EXERCISE BRIEF: Where a line contains the word "title", copy that line in full.

'''

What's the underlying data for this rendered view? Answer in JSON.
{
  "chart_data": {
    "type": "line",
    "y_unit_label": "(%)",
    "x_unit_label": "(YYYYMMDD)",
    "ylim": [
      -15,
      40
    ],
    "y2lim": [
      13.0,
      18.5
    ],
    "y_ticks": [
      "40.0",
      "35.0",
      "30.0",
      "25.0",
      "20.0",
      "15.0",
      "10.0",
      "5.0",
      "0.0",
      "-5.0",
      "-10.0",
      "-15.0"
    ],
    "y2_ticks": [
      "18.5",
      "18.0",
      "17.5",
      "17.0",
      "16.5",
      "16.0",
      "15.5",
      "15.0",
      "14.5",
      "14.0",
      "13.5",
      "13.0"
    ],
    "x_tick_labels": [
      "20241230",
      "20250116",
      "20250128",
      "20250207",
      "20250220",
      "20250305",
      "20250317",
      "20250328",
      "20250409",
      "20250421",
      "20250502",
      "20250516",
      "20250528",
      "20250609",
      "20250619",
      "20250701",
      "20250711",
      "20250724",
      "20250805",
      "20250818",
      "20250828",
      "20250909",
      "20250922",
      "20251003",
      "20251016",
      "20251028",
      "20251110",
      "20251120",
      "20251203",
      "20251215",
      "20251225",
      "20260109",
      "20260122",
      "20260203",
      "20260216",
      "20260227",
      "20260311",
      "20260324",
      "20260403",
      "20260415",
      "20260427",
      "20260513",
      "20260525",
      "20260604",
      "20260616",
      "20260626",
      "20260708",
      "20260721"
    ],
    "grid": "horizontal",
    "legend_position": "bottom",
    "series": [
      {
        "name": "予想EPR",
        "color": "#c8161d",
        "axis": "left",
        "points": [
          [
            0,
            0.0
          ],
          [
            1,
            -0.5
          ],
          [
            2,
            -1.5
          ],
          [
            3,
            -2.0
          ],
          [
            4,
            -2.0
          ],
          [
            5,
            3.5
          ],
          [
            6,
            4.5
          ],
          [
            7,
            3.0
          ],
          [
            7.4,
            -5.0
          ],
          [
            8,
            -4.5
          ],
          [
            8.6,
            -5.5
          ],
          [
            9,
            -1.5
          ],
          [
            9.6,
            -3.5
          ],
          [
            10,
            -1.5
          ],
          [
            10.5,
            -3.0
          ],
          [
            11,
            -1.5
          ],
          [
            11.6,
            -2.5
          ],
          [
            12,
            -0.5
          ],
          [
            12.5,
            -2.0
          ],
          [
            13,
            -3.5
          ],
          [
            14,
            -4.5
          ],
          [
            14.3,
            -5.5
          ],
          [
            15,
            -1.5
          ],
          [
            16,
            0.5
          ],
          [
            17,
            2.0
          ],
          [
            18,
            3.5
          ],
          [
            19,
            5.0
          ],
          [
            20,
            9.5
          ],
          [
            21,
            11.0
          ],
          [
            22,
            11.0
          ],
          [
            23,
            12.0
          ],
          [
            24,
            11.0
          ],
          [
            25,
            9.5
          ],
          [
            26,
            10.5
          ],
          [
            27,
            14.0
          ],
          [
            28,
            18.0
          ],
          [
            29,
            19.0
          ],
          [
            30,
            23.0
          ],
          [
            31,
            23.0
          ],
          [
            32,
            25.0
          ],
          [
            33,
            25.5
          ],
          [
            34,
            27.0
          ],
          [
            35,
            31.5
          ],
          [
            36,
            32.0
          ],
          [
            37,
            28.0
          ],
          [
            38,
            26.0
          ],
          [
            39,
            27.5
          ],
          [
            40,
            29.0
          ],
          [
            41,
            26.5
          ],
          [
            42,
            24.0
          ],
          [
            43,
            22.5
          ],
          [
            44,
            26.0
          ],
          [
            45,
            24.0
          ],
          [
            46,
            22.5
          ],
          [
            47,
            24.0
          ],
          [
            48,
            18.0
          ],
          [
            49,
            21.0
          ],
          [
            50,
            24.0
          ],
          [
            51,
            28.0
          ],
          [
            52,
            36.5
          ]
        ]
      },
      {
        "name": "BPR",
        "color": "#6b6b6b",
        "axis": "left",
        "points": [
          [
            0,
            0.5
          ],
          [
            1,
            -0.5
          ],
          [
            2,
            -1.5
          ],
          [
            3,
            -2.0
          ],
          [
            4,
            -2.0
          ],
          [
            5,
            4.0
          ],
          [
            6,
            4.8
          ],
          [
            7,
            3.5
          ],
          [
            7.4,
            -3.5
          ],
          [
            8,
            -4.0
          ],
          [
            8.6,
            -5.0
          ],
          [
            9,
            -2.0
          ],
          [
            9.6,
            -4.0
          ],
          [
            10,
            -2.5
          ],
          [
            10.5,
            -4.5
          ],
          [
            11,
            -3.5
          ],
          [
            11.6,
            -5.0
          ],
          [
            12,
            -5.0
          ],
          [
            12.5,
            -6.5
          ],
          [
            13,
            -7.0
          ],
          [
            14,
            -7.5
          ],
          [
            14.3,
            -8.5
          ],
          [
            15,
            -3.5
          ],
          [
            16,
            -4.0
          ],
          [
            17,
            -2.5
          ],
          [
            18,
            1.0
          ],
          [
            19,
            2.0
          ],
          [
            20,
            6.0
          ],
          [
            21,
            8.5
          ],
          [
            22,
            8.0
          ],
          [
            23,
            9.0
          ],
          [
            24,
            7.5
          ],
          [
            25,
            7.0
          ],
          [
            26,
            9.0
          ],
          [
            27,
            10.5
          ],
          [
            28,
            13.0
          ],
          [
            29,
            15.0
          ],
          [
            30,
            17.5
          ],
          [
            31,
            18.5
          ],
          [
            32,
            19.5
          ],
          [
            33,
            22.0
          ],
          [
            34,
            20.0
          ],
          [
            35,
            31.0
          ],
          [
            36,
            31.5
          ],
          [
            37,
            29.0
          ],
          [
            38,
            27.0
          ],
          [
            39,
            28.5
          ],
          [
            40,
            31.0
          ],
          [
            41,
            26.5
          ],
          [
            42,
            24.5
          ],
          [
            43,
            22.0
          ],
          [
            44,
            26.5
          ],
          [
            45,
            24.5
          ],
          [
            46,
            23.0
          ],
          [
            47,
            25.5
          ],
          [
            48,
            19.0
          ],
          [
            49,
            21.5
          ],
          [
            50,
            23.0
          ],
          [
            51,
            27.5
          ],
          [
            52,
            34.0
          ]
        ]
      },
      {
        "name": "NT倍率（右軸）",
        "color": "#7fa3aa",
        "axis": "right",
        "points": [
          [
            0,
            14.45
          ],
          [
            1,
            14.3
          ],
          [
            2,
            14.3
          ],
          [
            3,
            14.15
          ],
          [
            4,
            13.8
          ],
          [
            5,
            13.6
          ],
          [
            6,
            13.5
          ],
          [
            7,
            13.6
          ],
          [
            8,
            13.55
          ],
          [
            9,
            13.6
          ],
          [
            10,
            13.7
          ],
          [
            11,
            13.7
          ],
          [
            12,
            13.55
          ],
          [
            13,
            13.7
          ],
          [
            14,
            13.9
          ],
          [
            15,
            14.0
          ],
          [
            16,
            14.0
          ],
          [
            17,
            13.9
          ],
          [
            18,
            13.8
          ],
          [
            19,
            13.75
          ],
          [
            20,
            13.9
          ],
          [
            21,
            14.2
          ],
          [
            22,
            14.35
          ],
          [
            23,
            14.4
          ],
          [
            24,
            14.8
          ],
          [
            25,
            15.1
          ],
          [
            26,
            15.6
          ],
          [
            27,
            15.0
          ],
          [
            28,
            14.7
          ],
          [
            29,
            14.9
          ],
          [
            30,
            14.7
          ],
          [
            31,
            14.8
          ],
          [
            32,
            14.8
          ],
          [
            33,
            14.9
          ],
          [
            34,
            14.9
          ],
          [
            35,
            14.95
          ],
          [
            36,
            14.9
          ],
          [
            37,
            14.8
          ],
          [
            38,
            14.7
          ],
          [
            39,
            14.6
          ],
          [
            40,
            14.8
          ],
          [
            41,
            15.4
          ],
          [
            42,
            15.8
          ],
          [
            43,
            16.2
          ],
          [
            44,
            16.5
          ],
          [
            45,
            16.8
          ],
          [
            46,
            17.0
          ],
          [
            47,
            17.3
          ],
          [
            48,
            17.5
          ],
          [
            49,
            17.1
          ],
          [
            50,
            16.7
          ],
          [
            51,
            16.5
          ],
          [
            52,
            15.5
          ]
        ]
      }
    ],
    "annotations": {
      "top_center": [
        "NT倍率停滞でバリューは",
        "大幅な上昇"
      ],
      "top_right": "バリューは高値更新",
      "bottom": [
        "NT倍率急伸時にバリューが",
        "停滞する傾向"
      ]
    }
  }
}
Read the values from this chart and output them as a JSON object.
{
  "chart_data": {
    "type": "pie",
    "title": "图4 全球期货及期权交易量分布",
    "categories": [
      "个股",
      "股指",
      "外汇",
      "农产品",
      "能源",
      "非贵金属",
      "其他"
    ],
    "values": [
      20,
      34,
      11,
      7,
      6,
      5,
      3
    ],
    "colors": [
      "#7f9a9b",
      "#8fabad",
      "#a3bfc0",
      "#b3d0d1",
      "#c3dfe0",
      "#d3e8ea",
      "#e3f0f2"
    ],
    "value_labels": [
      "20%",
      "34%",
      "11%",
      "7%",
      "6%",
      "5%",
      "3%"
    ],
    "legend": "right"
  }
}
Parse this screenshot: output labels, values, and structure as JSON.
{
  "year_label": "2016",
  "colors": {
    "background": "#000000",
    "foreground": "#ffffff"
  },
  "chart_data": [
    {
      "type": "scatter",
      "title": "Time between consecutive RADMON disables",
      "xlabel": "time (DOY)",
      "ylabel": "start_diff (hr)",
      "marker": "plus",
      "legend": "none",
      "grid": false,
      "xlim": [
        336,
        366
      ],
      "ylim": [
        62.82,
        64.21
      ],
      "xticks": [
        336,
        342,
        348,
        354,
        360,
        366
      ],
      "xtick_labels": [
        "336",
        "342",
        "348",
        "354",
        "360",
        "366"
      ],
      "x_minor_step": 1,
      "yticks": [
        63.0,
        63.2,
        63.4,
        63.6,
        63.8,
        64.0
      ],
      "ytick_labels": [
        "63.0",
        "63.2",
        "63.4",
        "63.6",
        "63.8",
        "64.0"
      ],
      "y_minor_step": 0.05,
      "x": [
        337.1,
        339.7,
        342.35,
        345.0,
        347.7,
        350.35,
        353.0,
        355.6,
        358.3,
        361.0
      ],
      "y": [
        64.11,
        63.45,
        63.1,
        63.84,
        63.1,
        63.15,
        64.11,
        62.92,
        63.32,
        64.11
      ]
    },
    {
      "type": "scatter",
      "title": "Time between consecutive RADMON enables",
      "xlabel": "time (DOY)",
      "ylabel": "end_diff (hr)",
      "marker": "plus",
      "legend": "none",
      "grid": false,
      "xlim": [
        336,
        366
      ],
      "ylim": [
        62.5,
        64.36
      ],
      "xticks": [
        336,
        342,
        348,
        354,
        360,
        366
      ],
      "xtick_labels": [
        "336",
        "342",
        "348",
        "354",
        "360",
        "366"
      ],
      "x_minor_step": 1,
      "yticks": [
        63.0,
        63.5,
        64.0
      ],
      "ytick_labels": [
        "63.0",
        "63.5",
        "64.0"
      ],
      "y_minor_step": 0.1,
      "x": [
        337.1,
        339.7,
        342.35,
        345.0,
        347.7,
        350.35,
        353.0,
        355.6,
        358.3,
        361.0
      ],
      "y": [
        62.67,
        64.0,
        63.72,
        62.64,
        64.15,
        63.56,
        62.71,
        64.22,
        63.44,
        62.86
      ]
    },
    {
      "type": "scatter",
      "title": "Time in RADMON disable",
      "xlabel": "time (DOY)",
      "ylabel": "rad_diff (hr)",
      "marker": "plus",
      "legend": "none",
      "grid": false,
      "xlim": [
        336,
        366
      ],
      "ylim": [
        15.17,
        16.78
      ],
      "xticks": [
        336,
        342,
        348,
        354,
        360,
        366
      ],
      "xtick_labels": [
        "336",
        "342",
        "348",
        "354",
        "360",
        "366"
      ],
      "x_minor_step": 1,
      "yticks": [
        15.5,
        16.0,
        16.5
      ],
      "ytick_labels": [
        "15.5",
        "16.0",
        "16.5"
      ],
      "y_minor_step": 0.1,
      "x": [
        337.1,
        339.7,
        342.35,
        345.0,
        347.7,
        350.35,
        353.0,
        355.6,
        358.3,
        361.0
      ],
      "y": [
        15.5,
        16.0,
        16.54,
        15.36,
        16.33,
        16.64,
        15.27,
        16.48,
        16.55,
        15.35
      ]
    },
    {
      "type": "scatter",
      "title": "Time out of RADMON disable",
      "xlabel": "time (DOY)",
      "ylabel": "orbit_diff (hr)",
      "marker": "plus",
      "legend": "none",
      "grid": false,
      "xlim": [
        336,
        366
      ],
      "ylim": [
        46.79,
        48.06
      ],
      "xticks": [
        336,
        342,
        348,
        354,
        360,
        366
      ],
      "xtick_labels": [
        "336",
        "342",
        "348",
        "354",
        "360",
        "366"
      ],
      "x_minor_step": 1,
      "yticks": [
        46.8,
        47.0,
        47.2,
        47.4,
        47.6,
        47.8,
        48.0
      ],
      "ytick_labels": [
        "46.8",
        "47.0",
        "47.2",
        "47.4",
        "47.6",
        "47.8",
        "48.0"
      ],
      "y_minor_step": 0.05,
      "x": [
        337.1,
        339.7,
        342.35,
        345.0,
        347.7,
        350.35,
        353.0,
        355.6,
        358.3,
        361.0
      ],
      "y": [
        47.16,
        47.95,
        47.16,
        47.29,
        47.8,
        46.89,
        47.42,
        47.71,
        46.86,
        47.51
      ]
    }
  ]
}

'''

RESULT OF THE TASK:
    "title": "图4 全球期货及期权交易量分布",
      "title": "Time between consecutive RADMON disables",
      "title": "Time between consecutive RADMON enables",
      "title": "Time in RADMON disable",
      "title": "Time out of RADMON disable",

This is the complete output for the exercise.